TASK 1
In the anti-racism campaign passage, why does the writer say it is sometimes a good idea to stop and explore things more deeply? Answer in one to three sentences.
TASK 2
Resume the anti-racism campaign passage, picking up after its final sentence.

PAGE EXCERPT
------------------------

TREY, like many others, is taking part in the Ministry of Justice and non-discrimination ombudsman’s campaign I am Anti-racist. The aim of the campaign is to encourage people to take action in their own daily lives and to encourage them to consider the effects of racism more broadly in society.
Multiculturalism and racism have been a constant feature of the societal debate in the 2010s. The political debate has been very heated in places, and populist material has also been heavily mixed with it. Because politics tends to exacerbate things, tell stories, and collect those famous loose points, it’s sometimes a good idea to stop to explore things more deeply, as well.
There has been a lot of extensive, analytical and honest discussion in the field of education about the opportunities and challenges that multiculturalism includes. And I mean the kind of discussions that don’t evoke sensational headlines or rage in social media.
As a young person from a multicultural suburb in Helsinki, I have attended kindergarten and school with people from many different backgrounds. Although I lived in a very multicultural environment, diversity in the faculty shone through in its absence. It is known that people with foreign background are less likely to end up on the path to higher education, and even less often as teachers (source: Karvi). The differences in learning between immigrants and native Finns are also the largest in OECD countries according to the Pisa tests (source: Yle).

------------------------

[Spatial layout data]
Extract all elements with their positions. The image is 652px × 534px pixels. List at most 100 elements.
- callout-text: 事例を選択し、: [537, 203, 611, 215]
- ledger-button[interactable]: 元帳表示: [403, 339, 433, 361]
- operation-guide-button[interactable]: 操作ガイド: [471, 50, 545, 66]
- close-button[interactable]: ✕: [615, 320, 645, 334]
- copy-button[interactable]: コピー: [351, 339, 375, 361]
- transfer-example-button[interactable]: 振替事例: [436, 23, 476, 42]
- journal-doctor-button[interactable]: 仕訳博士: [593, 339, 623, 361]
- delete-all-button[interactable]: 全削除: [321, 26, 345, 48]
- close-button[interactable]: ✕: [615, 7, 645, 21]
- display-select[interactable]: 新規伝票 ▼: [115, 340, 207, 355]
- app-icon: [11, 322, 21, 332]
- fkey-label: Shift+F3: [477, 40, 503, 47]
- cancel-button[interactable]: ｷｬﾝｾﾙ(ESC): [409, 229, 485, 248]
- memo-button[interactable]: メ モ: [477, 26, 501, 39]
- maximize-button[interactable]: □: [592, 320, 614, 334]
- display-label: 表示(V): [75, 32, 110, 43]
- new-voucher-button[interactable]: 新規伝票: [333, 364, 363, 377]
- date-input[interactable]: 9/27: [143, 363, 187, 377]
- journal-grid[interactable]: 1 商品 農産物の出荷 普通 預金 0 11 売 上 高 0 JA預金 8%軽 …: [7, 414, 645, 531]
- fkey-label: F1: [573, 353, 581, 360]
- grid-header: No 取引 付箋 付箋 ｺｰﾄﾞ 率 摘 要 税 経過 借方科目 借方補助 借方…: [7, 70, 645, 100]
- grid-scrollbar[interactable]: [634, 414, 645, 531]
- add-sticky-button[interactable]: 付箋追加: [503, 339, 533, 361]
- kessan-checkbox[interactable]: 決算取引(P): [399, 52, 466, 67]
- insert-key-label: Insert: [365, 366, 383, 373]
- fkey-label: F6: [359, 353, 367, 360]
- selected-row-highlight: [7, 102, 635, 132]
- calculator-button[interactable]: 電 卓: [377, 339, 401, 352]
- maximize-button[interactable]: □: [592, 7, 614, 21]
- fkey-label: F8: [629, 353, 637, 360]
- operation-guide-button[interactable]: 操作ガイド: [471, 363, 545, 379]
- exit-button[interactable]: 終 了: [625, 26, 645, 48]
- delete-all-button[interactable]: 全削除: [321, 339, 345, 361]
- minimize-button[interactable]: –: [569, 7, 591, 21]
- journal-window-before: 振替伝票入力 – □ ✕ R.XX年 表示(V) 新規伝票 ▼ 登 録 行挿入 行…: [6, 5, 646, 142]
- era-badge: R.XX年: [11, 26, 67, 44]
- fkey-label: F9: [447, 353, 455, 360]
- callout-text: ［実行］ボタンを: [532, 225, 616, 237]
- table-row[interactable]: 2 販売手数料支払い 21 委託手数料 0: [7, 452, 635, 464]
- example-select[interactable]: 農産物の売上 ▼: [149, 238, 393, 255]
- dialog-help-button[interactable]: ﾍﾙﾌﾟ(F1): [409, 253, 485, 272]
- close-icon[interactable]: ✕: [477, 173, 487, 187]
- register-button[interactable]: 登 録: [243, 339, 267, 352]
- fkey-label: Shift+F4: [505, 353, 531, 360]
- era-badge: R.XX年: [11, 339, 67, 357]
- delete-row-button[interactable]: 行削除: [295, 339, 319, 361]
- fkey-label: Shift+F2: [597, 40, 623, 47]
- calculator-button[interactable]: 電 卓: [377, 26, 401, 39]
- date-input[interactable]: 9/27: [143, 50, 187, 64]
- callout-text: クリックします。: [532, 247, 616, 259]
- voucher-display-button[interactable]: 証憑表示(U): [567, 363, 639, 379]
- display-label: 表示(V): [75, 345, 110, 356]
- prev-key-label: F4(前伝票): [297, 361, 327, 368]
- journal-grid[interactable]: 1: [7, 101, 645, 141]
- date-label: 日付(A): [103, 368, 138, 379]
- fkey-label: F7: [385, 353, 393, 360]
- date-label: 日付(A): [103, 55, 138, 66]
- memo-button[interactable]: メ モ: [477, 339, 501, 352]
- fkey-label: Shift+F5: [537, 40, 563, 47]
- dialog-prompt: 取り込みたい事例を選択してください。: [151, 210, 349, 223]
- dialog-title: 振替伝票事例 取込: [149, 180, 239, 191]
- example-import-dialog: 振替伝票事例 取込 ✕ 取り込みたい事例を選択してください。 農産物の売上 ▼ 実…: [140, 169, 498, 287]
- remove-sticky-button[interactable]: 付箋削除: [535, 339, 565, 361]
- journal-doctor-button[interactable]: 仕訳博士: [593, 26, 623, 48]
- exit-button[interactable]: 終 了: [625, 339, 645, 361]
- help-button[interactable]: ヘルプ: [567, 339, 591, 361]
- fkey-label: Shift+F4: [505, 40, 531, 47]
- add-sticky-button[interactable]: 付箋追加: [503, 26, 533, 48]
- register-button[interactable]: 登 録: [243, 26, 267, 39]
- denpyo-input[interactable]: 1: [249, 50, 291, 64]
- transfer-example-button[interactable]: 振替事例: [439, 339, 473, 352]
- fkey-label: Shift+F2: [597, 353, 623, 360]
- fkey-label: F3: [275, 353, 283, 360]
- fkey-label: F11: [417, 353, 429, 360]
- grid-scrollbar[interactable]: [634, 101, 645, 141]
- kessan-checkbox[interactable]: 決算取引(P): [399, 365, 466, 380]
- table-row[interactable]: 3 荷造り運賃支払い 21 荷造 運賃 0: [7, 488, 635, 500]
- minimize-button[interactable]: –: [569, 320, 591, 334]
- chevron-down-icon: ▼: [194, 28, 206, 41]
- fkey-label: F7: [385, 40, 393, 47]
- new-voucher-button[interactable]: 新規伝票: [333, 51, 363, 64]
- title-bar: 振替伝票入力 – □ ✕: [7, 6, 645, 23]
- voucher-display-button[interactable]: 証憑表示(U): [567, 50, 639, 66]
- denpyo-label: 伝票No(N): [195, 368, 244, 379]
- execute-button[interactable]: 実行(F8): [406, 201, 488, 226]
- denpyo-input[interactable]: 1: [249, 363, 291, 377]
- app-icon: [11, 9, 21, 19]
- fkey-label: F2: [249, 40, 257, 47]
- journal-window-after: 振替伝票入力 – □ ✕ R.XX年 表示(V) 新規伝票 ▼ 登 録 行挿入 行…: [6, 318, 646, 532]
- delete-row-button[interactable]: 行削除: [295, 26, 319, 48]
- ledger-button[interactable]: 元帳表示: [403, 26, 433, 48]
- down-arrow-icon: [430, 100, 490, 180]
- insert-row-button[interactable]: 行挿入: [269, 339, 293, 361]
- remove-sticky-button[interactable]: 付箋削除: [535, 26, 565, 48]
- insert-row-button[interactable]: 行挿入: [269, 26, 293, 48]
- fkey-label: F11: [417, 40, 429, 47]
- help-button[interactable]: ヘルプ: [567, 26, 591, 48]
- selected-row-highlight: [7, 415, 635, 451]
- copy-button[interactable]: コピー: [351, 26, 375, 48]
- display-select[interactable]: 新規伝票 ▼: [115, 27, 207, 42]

------------------------

WRITTEN ANSWER 1
Politics tends to exacerbate things, tell stories, and collect loose points. The political debate on multiculturalism and racism has also been very heated in places and mixed with populist material.

WRITTEN ANSWER 2
Learning differences can be attributed to both individual and societal factors. Individual factors may include poor language skills, low socio-economic background, traumatic stress (especially in refugee children), neuro-atypicality, or other factors that impede a student’s learning. Societal factors, on the other hand, may include insufficient support for learning, lack of teaching one’s mother tongue (a prerequisite for learning a foreign language), under-resourced S2 teaching, lack of cultural sensitivity, unequal treatment by teachers or outright racism.
The attitudes and prejudices of teaching staff have been identified as having a significant impact on the perceived school well-being of multicultural pupils. Several students with foreign backgrounds have reported experiencing unequal treatment compared to native Finn students. I myself have personally witnessed, both in my own school days and in the field today, that teaching staff talk about multicultural students, especially in problem situations with a certain tone, where the student’s multicultural background is seen as the root cause of the problems.
Fortunately, the field of education has awakened and set out to actively promote anti-racism. Anti-racist education and pedagogy seeks to address racist attitudes and prejudices that are harmful to the well-being of multicultural children and young people in kindergartens and schools. For example, in their statement of 4 June 2020, Teacher Student Union of Finland called for anti-racism to be added to curriculum (source: SOOL). Since then for example Helsinki has announced that it will organize anti-racism training for its education sector staff (source: City of Helsinki).
Anti-racism is not just about education. It is deeds, identifying one’s own internal processes and actively working on them. In the context of education, anti-racism raises awareness about the individual and societal structures that make it more difficult for multicultural students to access higher education. In order to truly achieve educational equality, these structures must be dismantled from the very beginning of the educational path.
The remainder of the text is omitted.